Los primeros pasos religiosos de nuestro oficial fueron hacia la Cartuja; pero no logró el intento y aconsejado por unos religiosos Paúles, pidió el hábito de Santa Teresa por la Cuaresma de 1786, en el noviciado de Valladolid. Tenía 23 años. Después de sus votos, estudió la filosofía en Ávila y la Teología en Salamanca; en Segovia terminó sus estudios canónico-morales. Estando en este convento de Segovia, deseoso de más soledad pidió al provincial ser perpetuo del Santo Desierto de San José de Batuecas.
En el libro donde se anotaban los recibimientos en el santo Desierto se puede leer:
Fray José María del Carmelo. En 21 días del mes de Noviembre, por la tarde, vino la primera vez por ermitaño de este Santo Desierto con patente de perpetuo el P. Fray José María del Carmelo, natural de Vigo, obispado de Tuy, de edad de 34 años; de religión, doce.

Datos aportados –

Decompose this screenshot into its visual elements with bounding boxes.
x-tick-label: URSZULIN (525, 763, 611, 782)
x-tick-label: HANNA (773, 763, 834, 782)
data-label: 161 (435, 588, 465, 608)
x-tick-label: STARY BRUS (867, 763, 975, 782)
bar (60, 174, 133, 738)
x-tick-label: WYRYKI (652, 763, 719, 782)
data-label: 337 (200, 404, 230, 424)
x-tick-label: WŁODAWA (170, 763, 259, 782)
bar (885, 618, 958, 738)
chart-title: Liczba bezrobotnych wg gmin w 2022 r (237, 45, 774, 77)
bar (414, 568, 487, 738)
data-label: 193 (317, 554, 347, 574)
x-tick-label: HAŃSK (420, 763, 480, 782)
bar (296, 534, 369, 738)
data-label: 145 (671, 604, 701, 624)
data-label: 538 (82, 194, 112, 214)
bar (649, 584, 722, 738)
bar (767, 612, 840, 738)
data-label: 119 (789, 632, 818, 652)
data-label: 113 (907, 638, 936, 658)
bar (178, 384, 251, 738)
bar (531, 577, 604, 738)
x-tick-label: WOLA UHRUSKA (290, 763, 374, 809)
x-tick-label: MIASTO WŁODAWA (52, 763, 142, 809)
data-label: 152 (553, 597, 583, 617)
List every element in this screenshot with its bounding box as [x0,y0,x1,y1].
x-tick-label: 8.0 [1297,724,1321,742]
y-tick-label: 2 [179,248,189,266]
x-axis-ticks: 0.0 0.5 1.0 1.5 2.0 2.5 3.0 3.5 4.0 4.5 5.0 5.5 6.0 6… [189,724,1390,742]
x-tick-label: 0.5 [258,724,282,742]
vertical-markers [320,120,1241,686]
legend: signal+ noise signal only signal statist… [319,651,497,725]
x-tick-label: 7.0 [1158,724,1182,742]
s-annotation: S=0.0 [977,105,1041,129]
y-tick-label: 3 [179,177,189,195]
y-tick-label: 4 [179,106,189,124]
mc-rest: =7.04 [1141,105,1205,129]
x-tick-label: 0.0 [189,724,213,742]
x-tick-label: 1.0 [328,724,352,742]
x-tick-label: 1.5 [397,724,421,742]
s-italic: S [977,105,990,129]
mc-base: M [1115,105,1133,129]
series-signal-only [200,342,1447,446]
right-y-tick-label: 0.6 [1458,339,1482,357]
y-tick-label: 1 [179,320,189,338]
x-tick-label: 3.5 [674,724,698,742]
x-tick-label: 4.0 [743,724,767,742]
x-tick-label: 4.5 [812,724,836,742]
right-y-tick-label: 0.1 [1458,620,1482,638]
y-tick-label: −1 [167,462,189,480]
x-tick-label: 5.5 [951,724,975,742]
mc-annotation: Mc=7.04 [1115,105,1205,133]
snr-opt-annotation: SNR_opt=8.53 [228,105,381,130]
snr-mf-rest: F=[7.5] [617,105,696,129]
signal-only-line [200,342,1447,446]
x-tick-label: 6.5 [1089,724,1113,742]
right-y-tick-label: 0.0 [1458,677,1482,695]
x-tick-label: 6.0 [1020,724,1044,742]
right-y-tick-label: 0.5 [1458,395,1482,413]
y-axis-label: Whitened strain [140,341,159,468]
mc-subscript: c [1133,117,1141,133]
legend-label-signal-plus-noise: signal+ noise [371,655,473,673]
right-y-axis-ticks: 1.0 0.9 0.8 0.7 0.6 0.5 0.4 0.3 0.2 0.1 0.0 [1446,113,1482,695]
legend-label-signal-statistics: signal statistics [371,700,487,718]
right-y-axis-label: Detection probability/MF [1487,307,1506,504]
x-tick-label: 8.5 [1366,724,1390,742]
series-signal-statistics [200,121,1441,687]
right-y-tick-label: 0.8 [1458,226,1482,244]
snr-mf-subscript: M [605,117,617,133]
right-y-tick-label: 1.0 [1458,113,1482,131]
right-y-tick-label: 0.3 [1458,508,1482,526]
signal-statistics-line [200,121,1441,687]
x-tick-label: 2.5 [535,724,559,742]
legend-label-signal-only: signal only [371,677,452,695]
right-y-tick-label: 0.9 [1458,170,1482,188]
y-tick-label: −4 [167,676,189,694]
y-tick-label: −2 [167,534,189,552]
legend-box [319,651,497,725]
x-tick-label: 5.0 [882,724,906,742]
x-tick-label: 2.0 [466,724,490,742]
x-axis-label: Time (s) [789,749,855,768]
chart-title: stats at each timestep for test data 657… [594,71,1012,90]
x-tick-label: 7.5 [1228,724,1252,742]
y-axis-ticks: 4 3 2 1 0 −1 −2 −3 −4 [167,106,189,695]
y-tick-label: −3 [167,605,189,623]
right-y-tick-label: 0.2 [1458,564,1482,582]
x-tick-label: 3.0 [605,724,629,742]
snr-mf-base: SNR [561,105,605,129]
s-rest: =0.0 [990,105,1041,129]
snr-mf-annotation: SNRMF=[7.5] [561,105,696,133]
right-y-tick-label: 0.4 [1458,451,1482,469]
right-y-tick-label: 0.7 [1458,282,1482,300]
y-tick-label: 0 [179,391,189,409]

Qué hacer –
1. Según el texto sobre fray José María del Carmelo, ¿cuántos años tenía cuando pidió el hábito de Santa Teresa?
2. Continúa el texto sobre fray José María del Carmelo a partir de su última oración.

Respuestas por tarea –
1. Tenía 23 años.

2.
40 años pasará en esta soledad. Lo que vivió en su interioridad sólo Dios lo conoce. Los testimonios que tenemos nos hablan de su vida de gran penitencia y mortificación. Muchos de estos años los pasó en la ermita llamada del Alcornoque. Esta ermita está descrita con estas palabras: “su interior tenía de cinco a seis pies de diámetro y unos treinta de circuito exterior. Se penetraba en él por un arco de una vara de altura, y dentro había un pequeño y tosco altarcillo, y tres mantas sobre unas tablas, cama del anacoreta, las que tenía que arrollar y dejar a un lado para orar de rodillas. Una puertecilla de corcho cerraba la entrada”. En resumidas cuentas, la dicha ermita venía a ser el tronco hueco de un gran alcornoque.
La soledad fue para él el fértil huerto donde cultivó las flores de las virtudes: la obediencia, la pobreza, la caridad, hallaron en él obrero asiduo y perfecto. Su vida fue un continuo despertador para los habitantes del yermo. Todos se hacía lenguas de su puntualidad, de su amabilidad en el trato, de su sencillez, de sus grandes mortificaciones y de la continuidad en aquella ermita, que era quizá el mayor milagro dado las condiciones de la misma.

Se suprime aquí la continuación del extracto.